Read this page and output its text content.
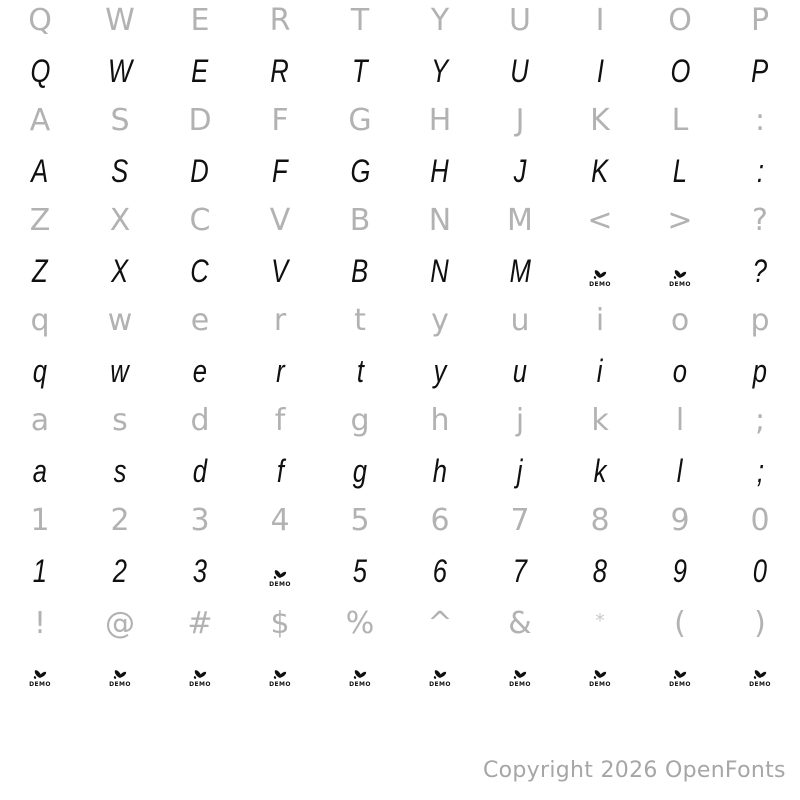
Q W E R T Y U I O P
Q W E R T Y U I O P
A S D F G H J K L :
A S D F G H J K L :
Z X C V B N M < > ?
Z X C V B N M	DEMO	DEMO ?
q w e r t y u i o p
q w e r t y u i o p
a s d f g h j k l ;
a s d f g h j k l ;
1 2 3 4 5 6 7 8 9 0
1 2 3	DEMO 5 6 7 8 9 0
! @ # $ % ^ &	* ( )
DEMO	DEMO	DEMO	DEMO	DEMO	DEMO	DEMO	DEMO	DEMO	DEMO
Copyright 2026 OpenFonts
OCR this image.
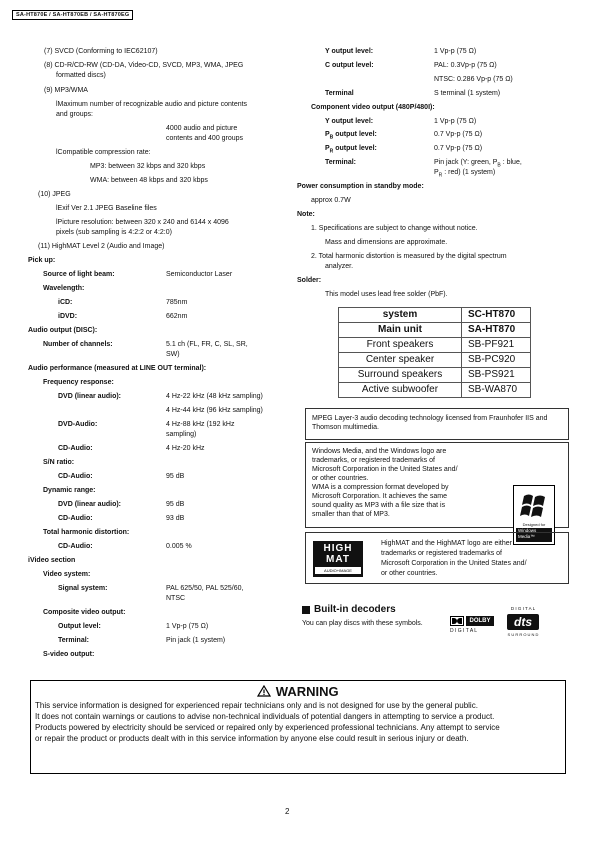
SA-HT870E / SA-HT870EB / SA-HT870EG
(7) SVCD (Conforming to IEC62107)
(8) CD-R/CD-RW (CD-DA, Video-CD, SVCD, MP3, WMA, JPEG
formatted discs)
(9) MP3/WMA
lMaximum number of recognizable audio and picture contents
and groups:
4000 audio and picture
contents and 400 groups
lCompatible compression rate:
MP3: between 32 kbps and 320 kbps
WMA: between 48 kbps and 320 kbps
(10) JPEG
lExif Ver 2.1 JPEG Baseline files
lPicture resolution: between 320 x 240 and 6144 x 4096
pixels (sub sampling is 4:2:2 or 4:2:0)
(11) HighMAT Level 2 (Audio and Image)
Pick up:
Source of light beam:	Semiconductor Laser
Wavelength:
iCD:	785nm
iDVD:	662nm
Audio output (DISC):
Number of channels:	5.1 ch (FL, FR, C, SL, SR,
SW)
Audio performance (measured at LINE OUT terminal):
Frequency response:
DVD (linear audio):	4 Hz-22 kHz (48 kHz sampling)
4 Hz-44 kHz (96 kHz sampling)
DVD-Audio:	4 Hz-88 kHz (192 kHz
sampling)
CD-Audio:	4 Hz-20 kHz
S/N ratio:
CD-Audio:	95 dB
Dynamic range:
DVD (linear audio):	95 dB
CD-Audio:	93 dB
Total harmonic distortion:
CD-Audio:	0.005 %
iVideo section
Video system:
Signal system:	PAL 625/50, PAL 525/60,
NTSC
Composite video output:
Output level:	1 Vp-p (75 Ω)
Terminal:	Pin jack (1 system)
S-video output:
Y output level:	1 Vp-p (75 Ω)
C output level:	PAL: 0.3Vp-p (75 Ω)
NTSC: 0.286 Vp-p (75 Ω)
Terminal	S terminal (1 system)
Component video output (480P/480I):
Y output level:	1 Vp-p (75 Ω)
$P_B$ output level:	0.7 Vp-p (75 Ω)
$P_R$ output level:	0.7 Vp-p (75 Ω)
Terminal:	Pin jack (Y: green, $P_B$ : blue,
$P_R$ : red) (1 system)
Power consumption in standby mode:
approx 0.7W
Note:
1. Specifications are subject to change without notice.
Mass and dimensions are approximate.
2. Total harmonic distortion is measured by the digital spectrum
analyzer.
Solder:
This model uses lead free solder (PbF).
system	SC-HT870
Main unit	SA-HT870
Front speakers	SB-PF921
Center speaker	SB-PC920
Surround speakers	SB-PS921
Active subwoofer	SB-WA870
MPEG Layer-3 audio decoding technology licensed from Fraunhofer IIS and Thomson multimedia.
Windows Media, and the Windows logo are
trademarks, or registered trademarks of
Microsoft Corporation in the United States and/
or other countries.
WMA is a compression format developed by
Microsoft Corporation. It achieves the same
sound quality as MP3 with a file size that is
smaller than that of MP3.
Designed for
Windows
Media™
HighMAT and the HighMAT logo are either
trademarks or registered trademarks of
Microsoft Corporation in the United States and/
or other countries.
HIGH
MAT
AUDIO+IMAGE
Built-in decoders
You can play discs with these symbols.	DOLBY
D I G I T A L
D I G I T A L
dts
S U R R O U N D
WARNING
This service information is designed for experienced repair technicians only and is not designed for use by the general public.
It does not contain warnings or cautions to advise non-technical individuals of potential dangers in attempting to service a product.
Products powered by electricity should be serviced or repaired only by experienced professional technicians. Any attempt to service
or repair the product or products dealt with in this service information by anyone else could result in serious injury or death.
2
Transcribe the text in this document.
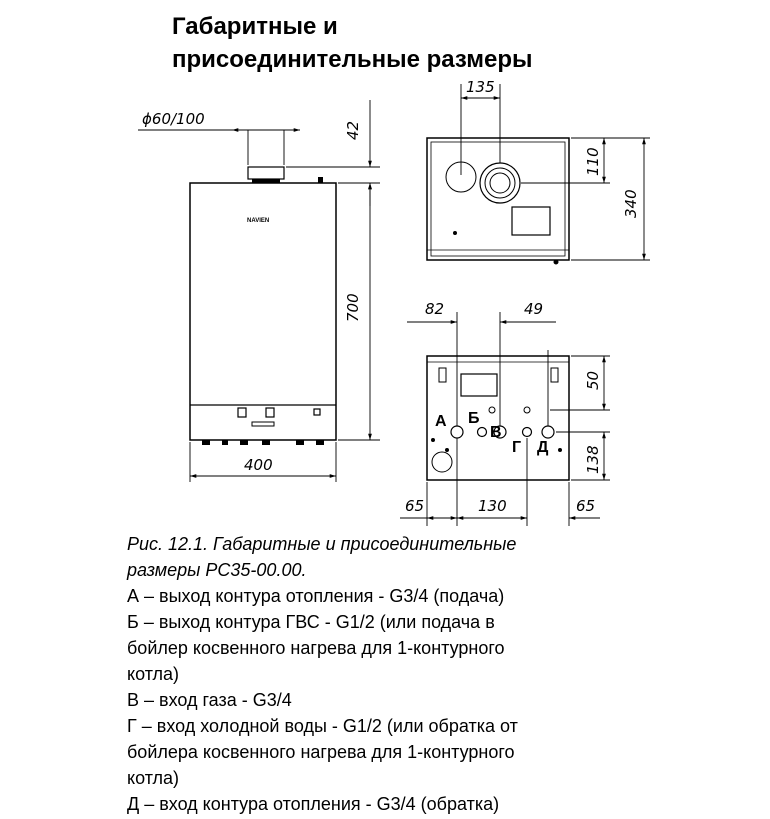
Габаритные и
присоединительные размеры
NAVIEN
ϕ60/100
42
700
400
135
110
340
82	49
50
138
65	130	65
А Б
В
Г Д

Рис. 12.1. Габаритные и присоединительные

размеры РС35-00.00.

А – выход контура отопления - G3/4 (подача)

Б – выход контура ГВС - G1/2 (или подача в

бойлер косвенного нагрева для 1-контурного

котла)

В – вход газа - G3/4

Г – вход холодной воды - G1/2 (или обратка от

бойлера косвенного нагрева для 1-контурного

котла)

Д – вход контура отопления - G3/4 (обратка)
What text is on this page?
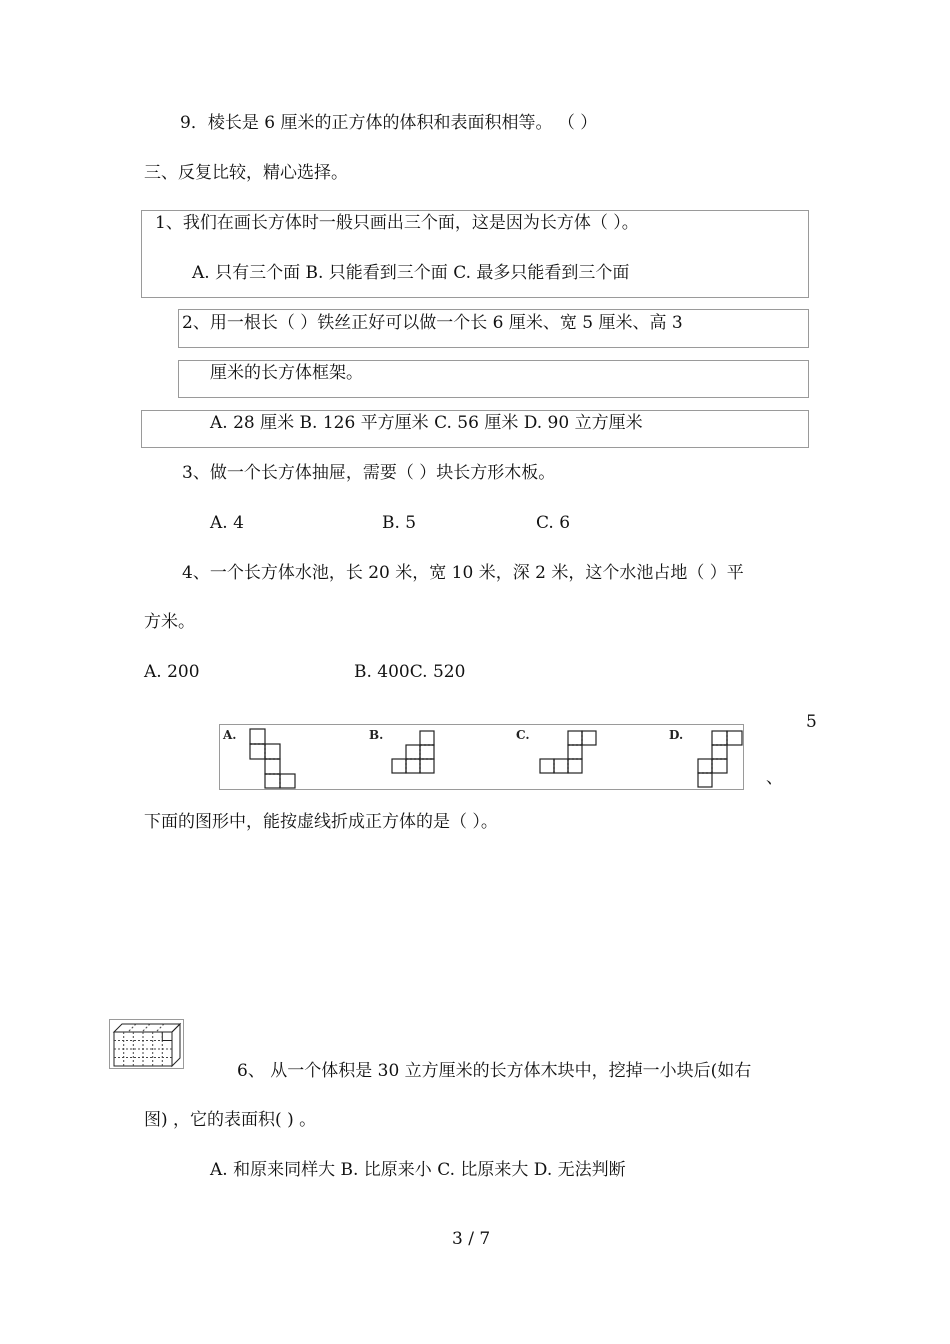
9．棱长是 6 厘米的正方体的体积和表面积相等。 （ ）
三、反复比较，精心选择。
1、我们在画长方体时一般只画出三个面，这是因为长方体（ ）。
A. 只有三个面 B. 只能看到三个面 C. 最多只能看到三个面
2、用一根长（ ）铁丝正好可以做一个长 6 厘米、宽 5 厘米、高 3
厘米的长方体框架。
A. 28 厘米 B. 126 平方厘米 C. 56 厘米 D. 90 立方厘米
3、做一个长方体抽屉，需要（ ）块长方形木板。
A. 4	B. 5	C. 6
4、一个长方体水池，长 20 米，宽 10 米，深 2 米，这个水池占地（ ）平
方米。
A. 200	B. 400C. 520
5
、
A.	B.	C.	D.
下面的图形中，能按虚线折成正方体的是（ ）。
6、 从一个体积是 30 立方厘米的长方体木块中，挖掉一小块后(如右
图) ，它的表面积( ) 。
A. 和原来同样大 B. 比原来小 C. 比原来大 D. 无法判断
3 / 7
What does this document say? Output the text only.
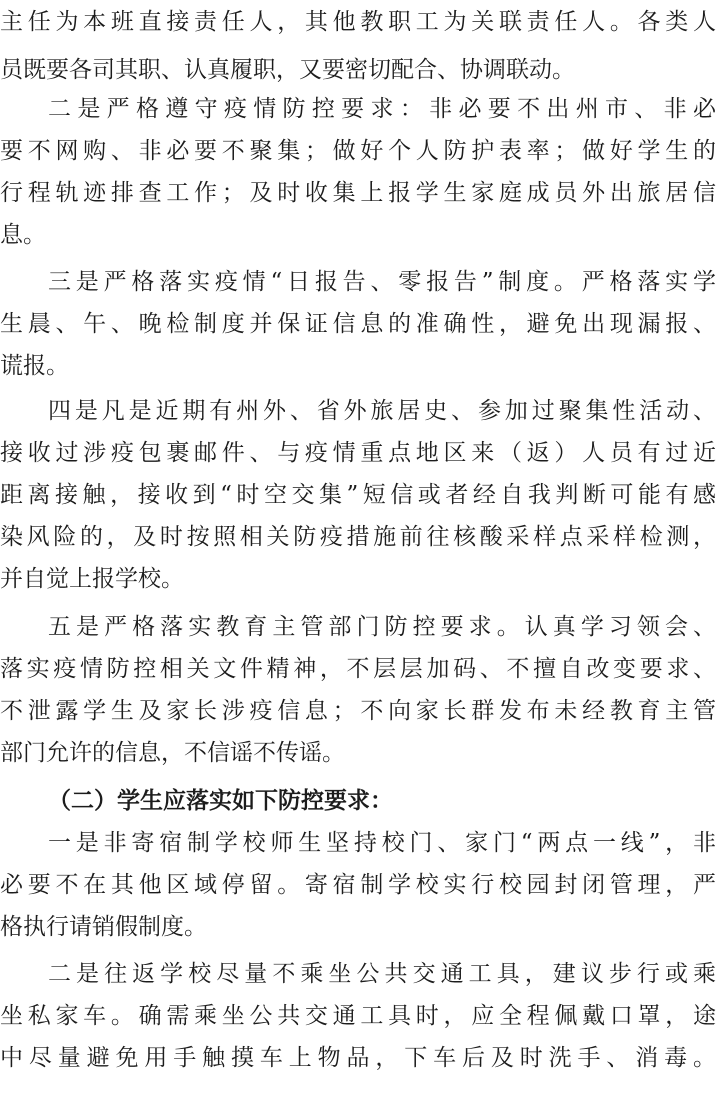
主任为本班直接责任人，其他教职工为关联责任人。各类人
员既要各司其职、认真履职，又要密切配合、协调联动。
二是严格遵守疫情防控要求：非必要不出州市、非必
要不网购、非必要不聚集；做好个人防护表率；做好学生的
行程轨迹排查工作；及时收集上报学生家庭成员外出旅居信
息。
三是严格落实疫情“日报告、零报告”制度。严格落实学
生晨、午、晚检制度并保证信息的准确性，避免出现漏报、
谎报。
四是凡是近期有州外、省外旅居史、参加过聚集性活动、
接收过涉疫包裹邮件、与疫情重点地区来（返）人员有过近
距离接触，接收到“时空交集”短信或者经自我判断可能有感
染风险的，及时按照相关防疫措施前往核酸采样点采样检测，
并自觉上报学校。
五是严格落实教育主管部门防控要求。认真学习领会、
落实疫情防控相关文件精神，不层层加码、不擅自改变要求、
不泄露学生及家长涉疫信息；不向家长群发布未经教育主管
部门允许的信息，不信谣不传谣。
（二）学生应落实如下防控要求：
一是非寄宿制学校师生坚持校门、家门“两点一线”，非
必要不在其他区域停留。寄宿制学校实行校园封闭管理，严
格执行请销假制度。
二是往返学校尽量不乘坐公共交通工具，建议步行或乘
坐私家车。确需乘坐公共交通工具时，应全程佩戴口罩，途
中尽量避免用手触摸车上物品，下车后及时洗手、消毒。
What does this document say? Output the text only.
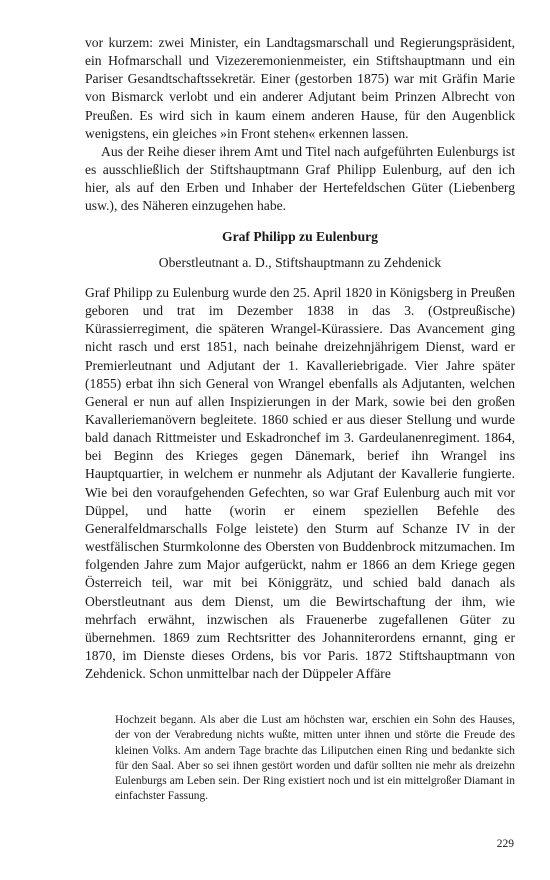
vor kurzem: zwei Minister, ein Landtagsmarschall und Regierungspräsident, ein Hofmarschall und Vizezeremonienmeister, ein Stiftshauptmann und ein Pariser Gesandtschaftssekretär. Einer (gestorben 1875) war mit Gräfin Marie von Bismarck verlobt und ein anderer Adjutant beim Prinzen Albrecht von Preußen. Es wird sich in kaum einem anderen Hause, für den Augenblick wenigstens, ein gleiches »in Front stehen« erkennen lassen.

Aus der Reihe dieser ihrem Amt und Titel nach aufgeführten Eulenburgs ist es ausschließlich der Stiftshauptmann Graf Philipp Eulenburg, auf den ich hier, als auf den Erben und Inhaber der Hertefeldschen Güter (Liebenberg usw.), des Näheren einzugehen habe.

Graf Philipp zu Eulenburg

Oberstleutnant a. D., Stiftshauptmann zu Zehdenick

Graf Philipp zu Eulenburg wurde den 25. April 1820 in Königsberg in Preußen geboren und trat im Dezember 1838 in das 3. (Ostpreußische) Kürassierregiment, die späteren Wrangel-Kürassiere. Das Avancement ging nicht rasch und erst 1851, nach beinahe dreizehnjährigem Dienst, ward er Premierleutnant und Adjutant der 1. Kavalleriebrigade. Vier Jahre später (1855) erbat ihn sich General von Wrangel ebenfalls als Adjutanten, welchen General er nun auf allen Inspizierungen in der Mark, sowie bei den großen Kavalleriemanövern begleitete. 1860 schied er aus dieser Stellung und wurde bald danach Rittmeister und Eskadronchef im 3. Gardeulanenregiment. 1864, bei Beginn des Krieges gegen Dänemark, berief ihn Wrangel ins Hauptquartier, in welchem er nunmehr als Adjutant der Kavallerie fungierte. Wie bei den voraufgehenden Gefechten, so war Graf Eulenburg auch mit vor Düppel, und hatte (worin er einem speziellen Befehle des Generalfeldmarschalls Folge leistete) den Sturm auf Schanze IV in der westfälischen Sturmkolonne des Obersten von Buddenbrock mitzumachen. Im folgenden Jahre zum Major aufgerückt, nahm er 1866 an dem Kriege gegen Österreich teil, war mit bei Königgrätz, und schied bald danach als Oberstleutnant aus dem Dienst, um die Bewirtschaftung der ihm, wie mehrfach erwähnt, inzwischen als Frauenerbe zugefallenen Güter zu übernehmen. 1869 zum Rechtsritter des Johanniterordens ernannt, ging er 1870, im Dienste dieses Ordens, bis vor Paris. 1872 Stiftshauptmann von Zehdenick. Schon unmittelbar nach der Düppeler Affäre

Hochzeit begann. Als aber die Lust am höchsten war, erschien ein Sohn des Hauses, der von der Verabredung nichts wußte, mitten unter ihnen und störte die Freude des kleinen Volks. Am andern Tage brachte das Liliputchen einen Ring und bedankte sich für den Saal. Aber so sei ihnen gestört worden und dafür sollten nie mehr als dreizehn Eulenburgs am Leben sein. Der Ring existiert noch und ist ein mittelgroßer Diamant in einfachster Fassung.
229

══════════

Work to complete - Among the entries above, how many lines include the word "logo"? Reply with the number only.

Exercise solution - 2